(Extracted records)
◆ ◆ ◆ ◆ ◆

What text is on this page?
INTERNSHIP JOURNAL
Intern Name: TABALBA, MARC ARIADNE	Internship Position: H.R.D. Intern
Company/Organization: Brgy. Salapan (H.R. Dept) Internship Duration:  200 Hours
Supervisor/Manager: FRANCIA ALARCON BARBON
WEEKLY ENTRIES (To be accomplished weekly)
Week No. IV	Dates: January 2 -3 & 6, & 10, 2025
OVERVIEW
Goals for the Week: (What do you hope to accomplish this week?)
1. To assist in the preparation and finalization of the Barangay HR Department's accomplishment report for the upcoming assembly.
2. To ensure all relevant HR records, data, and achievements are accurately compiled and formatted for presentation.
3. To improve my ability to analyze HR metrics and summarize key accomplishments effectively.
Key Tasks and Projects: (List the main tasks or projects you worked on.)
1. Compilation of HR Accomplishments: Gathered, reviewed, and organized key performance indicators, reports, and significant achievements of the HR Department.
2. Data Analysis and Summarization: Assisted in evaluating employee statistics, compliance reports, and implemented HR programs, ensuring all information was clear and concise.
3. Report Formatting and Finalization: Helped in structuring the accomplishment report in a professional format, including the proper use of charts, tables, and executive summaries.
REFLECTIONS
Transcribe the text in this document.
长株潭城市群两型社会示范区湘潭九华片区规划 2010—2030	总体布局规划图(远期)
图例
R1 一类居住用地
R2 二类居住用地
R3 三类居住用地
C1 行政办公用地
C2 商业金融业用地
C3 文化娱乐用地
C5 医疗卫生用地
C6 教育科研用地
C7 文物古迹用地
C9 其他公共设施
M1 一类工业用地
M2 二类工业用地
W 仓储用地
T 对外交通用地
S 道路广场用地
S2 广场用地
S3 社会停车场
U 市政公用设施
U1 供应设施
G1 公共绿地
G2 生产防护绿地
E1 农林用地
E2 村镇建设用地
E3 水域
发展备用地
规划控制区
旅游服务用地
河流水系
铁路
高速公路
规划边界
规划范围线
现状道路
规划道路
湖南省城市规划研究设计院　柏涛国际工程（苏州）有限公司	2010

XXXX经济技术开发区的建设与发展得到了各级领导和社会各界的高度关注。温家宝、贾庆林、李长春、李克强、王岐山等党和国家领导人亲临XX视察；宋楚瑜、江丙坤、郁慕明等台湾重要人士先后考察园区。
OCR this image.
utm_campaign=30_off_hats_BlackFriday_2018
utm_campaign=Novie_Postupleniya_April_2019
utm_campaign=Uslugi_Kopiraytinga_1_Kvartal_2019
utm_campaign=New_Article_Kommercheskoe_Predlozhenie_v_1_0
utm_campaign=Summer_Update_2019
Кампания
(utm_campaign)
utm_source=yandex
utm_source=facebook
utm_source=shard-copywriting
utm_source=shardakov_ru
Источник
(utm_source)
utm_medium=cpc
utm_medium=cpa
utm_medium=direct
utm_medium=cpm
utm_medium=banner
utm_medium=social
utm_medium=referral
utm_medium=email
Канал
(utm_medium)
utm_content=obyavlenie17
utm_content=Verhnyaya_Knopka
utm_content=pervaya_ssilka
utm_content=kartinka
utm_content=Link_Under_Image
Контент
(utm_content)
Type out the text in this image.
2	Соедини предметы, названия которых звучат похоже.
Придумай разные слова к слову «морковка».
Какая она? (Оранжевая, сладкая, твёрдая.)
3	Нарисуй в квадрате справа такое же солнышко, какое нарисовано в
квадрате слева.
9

◆ ◆ ◆ ◆ ◆

* _INSTRUCTION_
Starting at the line that contains "OCR this image.", output each remaining line of the listing, the last line included, exactly as it appears.

* _REPLY_
OCR this image.
utm_campaign=30_off_hats_BlackFriday_2018
utm_campaign=Novie_Postupleniya_April_2019
utm_campaign=Uslugi_Kopiraytinga_1_Kvartal_2019
utm_campaign=New_Article_Kommercheskoe_Predlozhenie_v_1_0
utm_campaign=Summer_Update_2019
Кампания
(utm_campaign)
utm_source=yandex
utm_source=facebook
utm_source=shard-copywriting
utm_source=shardakov_ru
Источник
(utm_source)
utm_medium=cpc
utm_medium=cpa
utm_medium=direct
utm_medium=cpm
utm_medium=banner
utm_medium=social
utm_medium=referral
utm_medium=email
Канал
(utm_medium)
utm_content=obyavlenie17
utm_content=Verhnyaya_Knopka
utm_content=pervaya_ssilka
utm_content=kartinka
utm_content=Link_Under_Image
Контент
(utm_content)
Type out the text in this image.
2	Соедини предметы, названия которых звучат похоже.
Придумай разные слова к слову «морковка».
Какая она? (Оранжевая, сладкая, твёрдая.)
3	Нарисуй в квадрате справа такое же солнышко, какое нарисовано в
квадрате слева.
9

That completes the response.